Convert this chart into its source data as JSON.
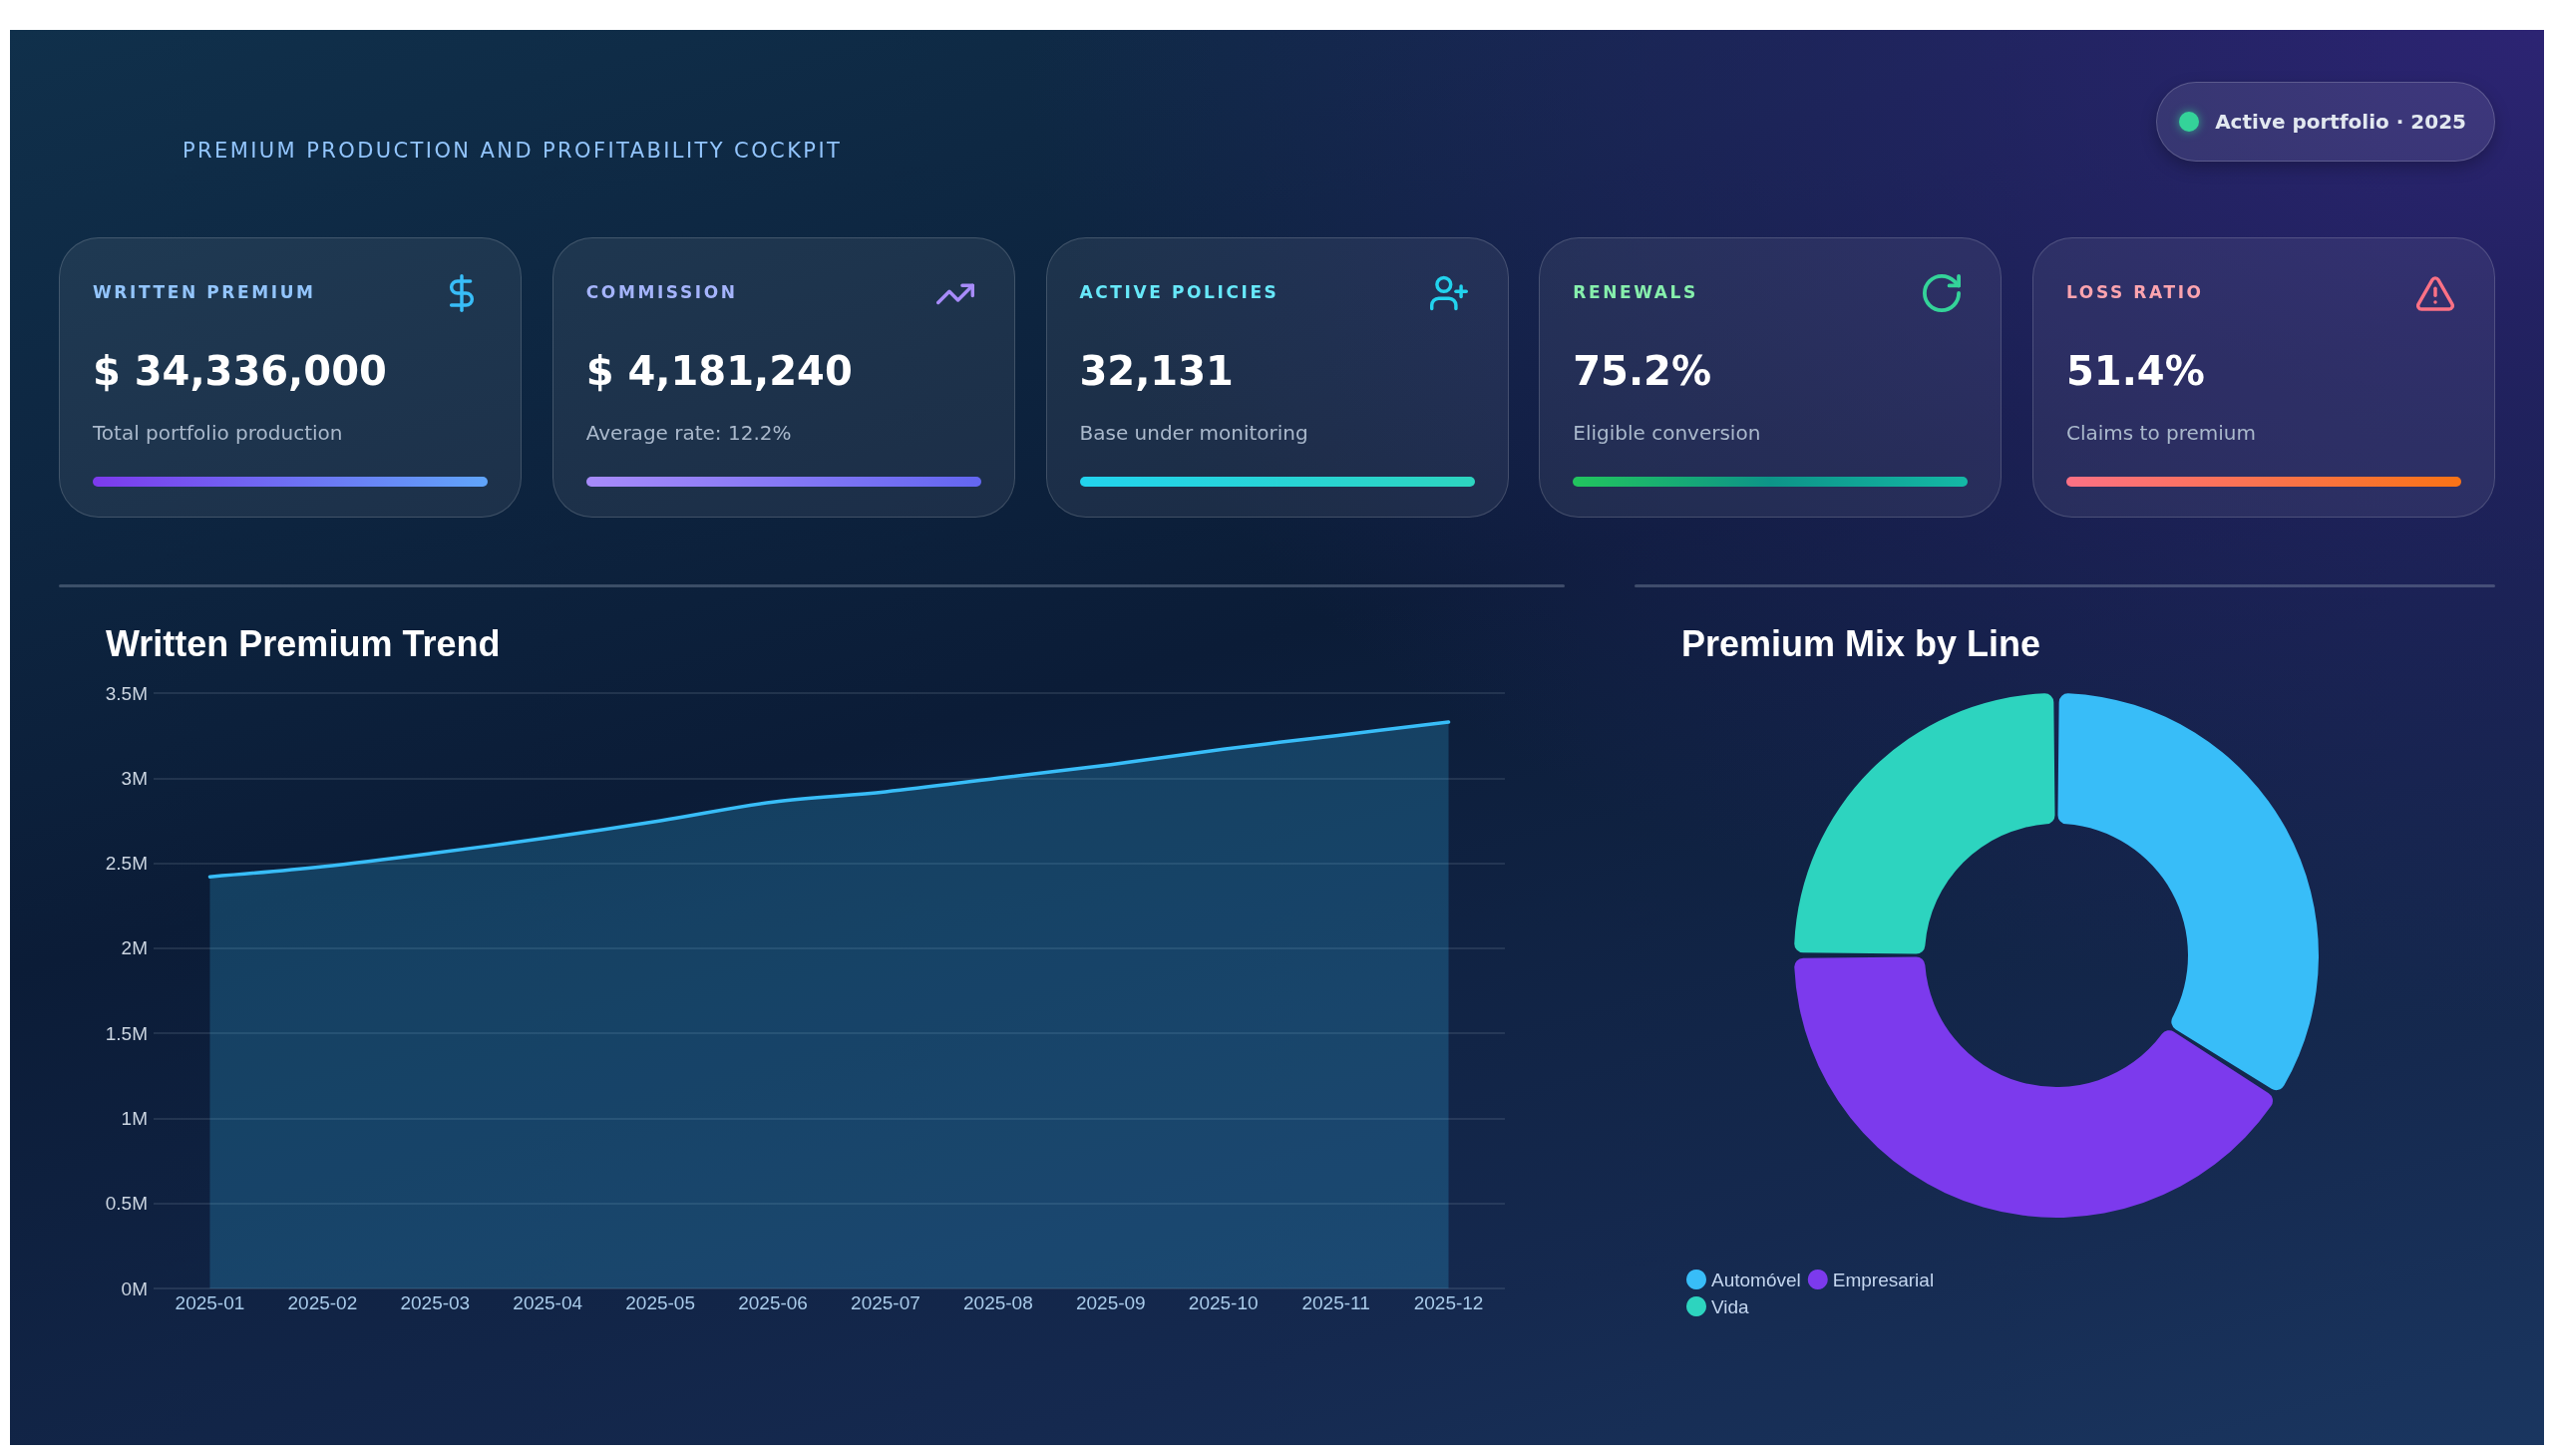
{
  "chart_data": [
    {
      "type": "other",
      "subtitle": "PREMIUM PRODUCTION AND PROFITABILITY COCKPIT",
      "annotations": [
        "Active portfolio · 2025"
      ]
    },
    {
      "type": "other",
      "categories": [
        "WRITTEN PREMIUM",
        "COMMISSION",
        "ACTIVE POLICIES",
        "RENEWALS",
        "LOSS RATIO"
      ],
      "values": [
        34336000,
        4181240,
        32131,
        75.2,
        51.4
      ],
      "value_labels": [
        "$ 34,336,000",
        "$ 4,181,240",
        "32,131",
        "75.2%",
        "51.4%"
      ],
      "annotations": [
        "Total portfolio production",
        "Average rate: 12.2%",
        "Base under monitoring",
        "Eligible conversion",
        "Claims to premium"
      ]
    },
    {
      "type": "area",
      "title": "Written Premium Trend",
      "categories": [
        "2025-01",
        "2025-02",
        "2025-03",
        "2025-04",
        "2025-05",
        "2025-06",
        "2025-07",
        "2025-08",
        "2025-09",
        "2025-10",
        "2025-11",
        "2025-12"
      ],
      "values": [
        2.42,
        2.48,
        2.56,
        2.65,
        2.75,
        2.86,
        2.92,
        3.0,
        3.08,
        3.17,
        3.25,
        3.33
      ],
      "color": "#38bdf8",
      "ylim": [
        0,
        3.5
      ],
      "yticks": [
        {
          "value": 0,
          "label": "0M"
        },
        {
          "value": 0.5,
          "label": "0.5M"
        },
        {
          "value": 1,
          "label": "1M"
        },
        {
          "value": 1.5,
          "label": "1.5M"
        },
        {
          "value": 2,
          "label": "2M"
        },
        {
          "value": 2.5,
          "label": "2.5M"
        },
        {
          "value": 3,
          "label": "3M"
        },
        {
          "value": 3.5,
          "label": "3.5M"
        }
      ],
      "grid": "y",
      "marker": "none",
      "line_style": "solid"
    },
    {
      "type": "donut",
      "title": "Premium Mix by Line",
      "categories": [
        "Automóvel",
        "Empresarial",
        "Vida"
      ],
      "values": [
        34,
        41,
        25
      ],
      "colors": [
        "#38bdf8",
        "#7c3aed",
        "#2dd4bf"
      ],
      "legend": "bottom left"
    }
  ]
}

━━━━━━━━━━━━━━━━━━━━━━━━━━━━━━

▸ Required task:
Reproduce the entries above without change, omitting all pictures.

▸ Task response:
Convert this chart into its source data as JSON.
{
  "chart_data": [
    {
      "type": "other",
      "subtitle": "PREMIUM PRODUCTION AND PROFITABILITY COCKPIT",
      "annotations": [
        "Active portfolio · 2025"
      ]
    },
    {
      "type": "other",
      "categories": [
        "WRITTEN PREMIUM",
        "COMMISSION",
        "ACTIVE POLICIES",
        "RENEWALS",
        "LOSS RATIO"
      ],
      "values": [
        34336000,
        4181240,
        32131,
        75.2,
        51.4
      ],
      "value_labels": [
        "$ 34,336,000",
        "$ 4,181,240",
        "32,131",
        "75.2%",
        "51.4%"
      ],
      "annotations": [
        "Total portfolio production",
        "Average rate: 12.2%",
        "Base under monitoring",
        "Eligible conversion",
        "Claims to premium"
      ]
    },
    {
      "type": "area",
      "title": "Written Premium Trend",
      "categories": [
        "2025-01",
        "2025-02",
        "2025-03",
        "2025-04",
        "2025-05",
        "2025-06",
        "2025-07",
        "2025-08",
        "2025-09",
        "2025-10",
        "2025-11",
        "2025-12"
      ],
      "values": [
        2.42,
        2.48,
        2.56,
        2.65,
        2.75,
        2.86,
        2.92,
        3.0,
        3.08,
        3.17,
        3.25,
        3.33
      ],
      "color": "#38bdf8",
      "ylim": [
        0,
        3.5
      ],
      "yticks": [
        {
          "value": 0,
          "label": "0M"
        },
        {
          "value": 0.5,
          "label": "0.5M"
        },
        {
          "value": 1,
          "label": "1M"
        },
        {
          "value": 1.5,
          "label": "1.5M"
        },
        {
          "value": 2,
          "label": "2M"
        },
        {
          "value": 2.5,
          "label": "2.5M"
        },
        {
          "value": 3,
          "label": "3M"
        },
        {
          "value": 3.5,
          "label": "3.5M"
        }
      ],
      "grid": "y",
      "marker": "none",
      "line_style": "solid"
    },
    {
      "type": "donut",
      "title": "Premium Mix by Line",
      "categories": [
        "Automóvel",
        "Empresarial",
        "Vida"
      ],
      "values": [
        34,
        41,
        25
      ],
      "colors": [
        "#38bdf8",
        "#7c3aed",
        "#2dd4bf"
      ],
      "legend": "bottom left"
    }
  ]
}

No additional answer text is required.